BEGIN Working data

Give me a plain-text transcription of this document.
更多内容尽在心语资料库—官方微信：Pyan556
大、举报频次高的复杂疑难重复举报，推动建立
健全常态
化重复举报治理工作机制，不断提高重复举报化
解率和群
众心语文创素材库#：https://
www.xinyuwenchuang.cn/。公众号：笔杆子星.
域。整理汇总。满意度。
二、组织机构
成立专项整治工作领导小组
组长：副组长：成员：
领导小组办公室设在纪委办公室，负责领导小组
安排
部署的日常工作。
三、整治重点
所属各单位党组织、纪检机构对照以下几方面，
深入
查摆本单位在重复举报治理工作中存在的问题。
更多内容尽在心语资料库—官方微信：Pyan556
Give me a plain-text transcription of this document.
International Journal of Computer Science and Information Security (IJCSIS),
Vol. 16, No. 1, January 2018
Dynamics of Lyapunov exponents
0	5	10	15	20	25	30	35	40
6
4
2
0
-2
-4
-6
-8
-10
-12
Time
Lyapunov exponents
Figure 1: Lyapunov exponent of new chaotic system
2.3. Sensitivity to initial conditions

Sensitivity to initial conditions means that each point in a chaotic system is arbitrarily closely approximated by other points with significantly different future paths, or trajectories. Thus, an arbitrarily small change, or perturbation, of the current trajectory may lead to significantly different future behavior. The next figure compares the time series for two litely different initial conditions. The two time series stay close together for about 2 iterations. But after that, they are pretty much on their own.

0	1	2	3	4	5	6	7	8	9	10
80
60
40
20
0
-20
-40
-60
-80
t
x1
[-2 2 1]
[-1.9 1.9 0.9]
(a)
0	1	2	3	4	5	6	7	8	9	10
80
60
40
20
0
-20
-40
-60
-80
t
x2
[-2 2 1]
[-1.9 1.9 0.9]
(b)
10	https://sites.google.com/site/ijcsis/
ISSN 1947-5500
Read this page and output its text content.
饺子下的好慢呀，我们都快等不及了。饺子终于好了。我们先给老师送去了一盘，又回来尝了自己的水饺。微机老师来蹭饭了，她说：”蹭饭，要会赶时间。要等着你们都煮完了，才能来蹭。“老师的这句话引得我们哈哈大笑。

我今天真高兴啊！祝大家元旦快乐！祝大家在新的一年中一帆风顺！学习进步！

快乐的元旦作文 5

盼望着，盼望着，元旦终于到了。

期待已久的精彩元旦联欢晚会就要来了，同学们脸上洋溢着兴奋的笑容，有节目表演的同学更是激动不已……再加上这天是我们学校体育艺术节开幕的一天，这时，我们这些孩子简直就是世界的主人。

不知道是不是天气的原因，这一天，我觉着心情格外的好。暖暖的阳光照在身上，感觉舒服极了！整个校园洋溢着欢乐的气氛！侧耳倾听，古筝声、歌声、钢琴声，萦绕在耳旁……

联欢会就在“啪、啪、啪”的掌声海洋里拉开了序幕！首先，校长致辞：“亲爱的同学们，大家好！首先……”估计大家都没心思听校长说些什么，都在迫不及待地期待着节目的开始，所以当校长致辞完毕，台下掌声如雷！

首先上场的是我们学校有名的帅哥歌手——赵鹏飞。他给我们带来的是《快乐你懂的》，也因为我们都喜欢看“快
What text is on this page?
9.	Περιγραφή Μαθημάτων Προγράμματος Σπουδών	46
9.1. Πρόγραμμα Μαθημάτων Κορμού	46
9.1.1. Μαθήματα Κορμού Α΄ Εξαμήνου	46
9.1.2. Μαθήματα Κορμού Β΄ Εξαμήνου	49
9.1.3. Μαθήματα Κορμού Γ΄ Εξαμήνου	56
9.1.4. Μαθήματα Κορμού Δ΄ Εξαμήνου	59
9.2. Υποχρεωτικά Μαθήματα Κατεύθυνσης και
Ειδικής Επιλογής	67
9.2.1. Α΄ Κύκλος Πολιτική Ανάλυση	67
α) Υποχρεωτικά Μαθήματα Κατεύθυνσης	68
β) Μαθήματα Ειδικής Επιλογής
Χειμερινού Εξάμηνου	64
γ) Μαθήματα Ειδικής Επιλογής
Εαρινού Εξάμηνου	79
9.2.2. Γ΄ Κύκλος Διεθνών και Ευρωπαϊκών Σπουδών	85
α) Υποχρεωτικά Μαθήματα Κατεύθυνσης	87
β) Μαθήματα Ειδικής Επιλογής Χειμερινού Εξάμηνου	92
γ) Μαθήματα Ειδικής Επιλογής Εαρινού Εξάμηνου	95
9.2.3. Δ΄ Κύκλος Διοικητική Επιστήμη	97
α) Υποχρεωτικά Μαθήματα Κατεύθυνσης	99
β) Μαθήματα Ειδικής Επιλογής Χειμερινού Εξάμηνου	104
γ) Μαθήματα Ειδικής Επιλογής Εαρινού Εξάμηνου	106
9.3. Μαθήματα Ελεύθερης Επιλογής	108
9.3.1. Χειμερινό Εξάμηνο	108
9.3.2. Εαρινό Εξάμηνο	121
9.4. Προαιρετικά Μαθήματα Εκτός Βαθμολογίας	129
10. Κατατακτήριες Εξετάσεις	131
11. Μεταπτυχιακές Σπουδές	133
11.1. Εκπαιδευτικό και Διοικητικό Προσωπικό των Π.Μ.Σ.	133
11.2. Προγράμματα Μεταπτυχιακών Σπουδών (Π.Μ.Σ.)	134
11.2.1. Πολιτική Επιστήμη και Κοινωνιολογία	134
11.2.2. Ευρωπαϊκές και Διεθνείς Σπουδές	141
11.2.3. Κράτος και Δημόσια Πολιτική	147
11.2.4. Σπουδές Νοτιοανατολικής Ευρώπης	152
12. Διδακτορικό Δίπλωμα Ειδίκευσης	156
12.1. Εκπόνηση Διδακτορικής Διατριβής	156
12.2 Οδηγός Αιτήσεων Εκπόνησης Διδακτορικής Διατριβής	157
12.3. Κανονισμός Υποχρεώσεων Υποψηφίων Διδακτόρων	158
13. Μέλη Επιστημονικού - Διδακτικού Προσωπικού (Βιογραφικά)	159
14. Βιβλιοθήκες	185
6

END Working data

**Task brief:** Pull out every line of the records above that contains the word "Διδακτορικής".

**Answer to the problem:**
12.1. Εκπόνηση Διδακτορικής Διατριβής	156
12.2 Οδηγός Αιτήσεων Εκπόνησης Διδακτορικής Διατριβής	157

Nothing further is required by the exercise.